→ STATED PROBLEM
Could you transcribe every record below exactly as written, leaving out any pictures?

--- start RECORDS PROVIDED ---

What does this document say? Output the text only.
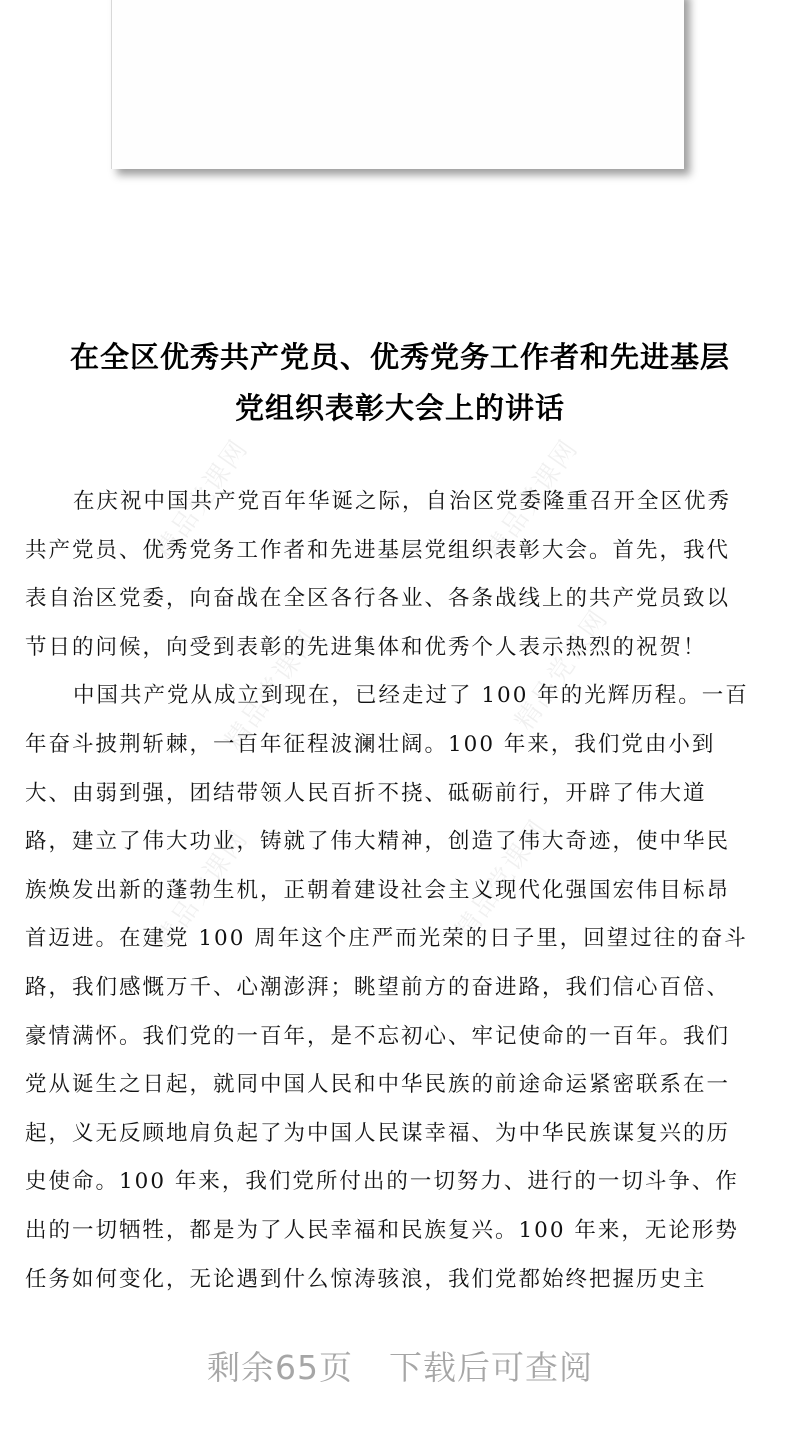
在全区优秀共产党员、优秀党务工作者和先进基层
党组织表彰大会上的讲话
在庆祝中国共产党百年华诞之际，自治区党委隆重召开全区优秀
共产党员、优秀党务工作者和先进基层党组织表彰大会。首先，我代
表自治区党委，向奋战在全区各行各业、各条战线上的共产党员致以
节日的问候，向受到表彰的先进集体和优秀个人表示热烈的祝贺！
中国共产党从成立到现在，已经走过了 100 年的光辉历程。一百
年奋斗披荆斩棘，一百年征程波澜壮阔。100 年来，我们党由小到
大、由弱到强，团结带领人民百折不挠、砥砺前行，开辟了伟大道
路，建立了伟大功业，铸就了伟大精神，创造了伟大奇迹，使中华民
族焕发出新的蓬勃生机，正朝着建设社会主义现代化强国宏伟目标昂
首迈进。在建党 100 周年这个庄严而光荣的日子里，回望过往的奋斗
路，我们感慨万千、心潮澎湃；眺望前方的奋进路，我们信心百倍、
豪情满怀。我们党的一百年，是不忘初心、牢记使命的一百年。我们
党从诞生之日起，就同中国人民和中华民族的前途命运紧密联系在一
起，义无反顾地肩负起了为中国人民谋幸福、为中华民族谋复兴的历
史使命。100 年来，我们党所付出的一切努力、进行的一切斗争、作
出的一切牺牲，都是为了人民幸福和民族复兴。100 年来，无论形势
任务如何变化，无论遇到什么惊涛骇浪，我们党都始终把握历史主
精品党课网	精品党课网
精品党课网	精品党课网
精品党课网	精品党课网
剩余65页 下载后可查阅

--- end RECORDS PROVIDED ---

→ EXERCISE ANSWER
What does this document say? Output the text only.
在全区优秀共产党员、优秀党务工作者和先进基层
党组织表彰大会上的讲话
在庆祝中国共产党百年华诞之际，自治区党委隆重召开全区优秀
共产党员、优秀党务工作者和先进基层党组织表彰大会。首先，我代
表自治区党委，向奋战在全区各行各业、各条战线上的共产党员致以
节日的问候，向受到表彰的先进集体和优秀个人表示热烈的祝贺！
中国共产党从成立到现在，已经走过了 100 年的光辉历程。一百
年奋斗披荆斩棘，一百年征程波澜壮阔。100 年来，我们党由小到
大、由弱到强，团结带领人民百折不挠、砥砺前行，开辟了伟大道
路，建立了伟大功业，铸就了伟大精神，创造了伟大奇迹，使中华民
族焕发出新的蓬勃生机，正朝着建设社会主义现代化强国宏伟目标昂
首迈进。在建党 100 周年这个庄严而光荣的日子里，回望过往的奋斗
路，我们感慨万千、心潮澎湃；眺望前方的奋进路，我们信心百倍、
豪情满怀。我们党的一百年，是不忘初心、牢记使命的一百年。我们
党从诞生之日起，就同中国人民和中华民族的前途命运紧密联系在一
起，义无反顾地肩负起了为中国人民谋幸福、为中华民族谋复兴的历
史使命。100 年来，我们党所付出的一切努力、进行的一切斗争、作
出的一切牺牲，都是为了人民幸福和民族复兴。100 年来，无论形势
任务如何变化，无论遇到什么惊涛骇浪，我们党都始终把握历史主
精品党课网	精品党课网
精品党课网	精品党课网
精品党课网	精品党课网
剩余65页 下载后可查阅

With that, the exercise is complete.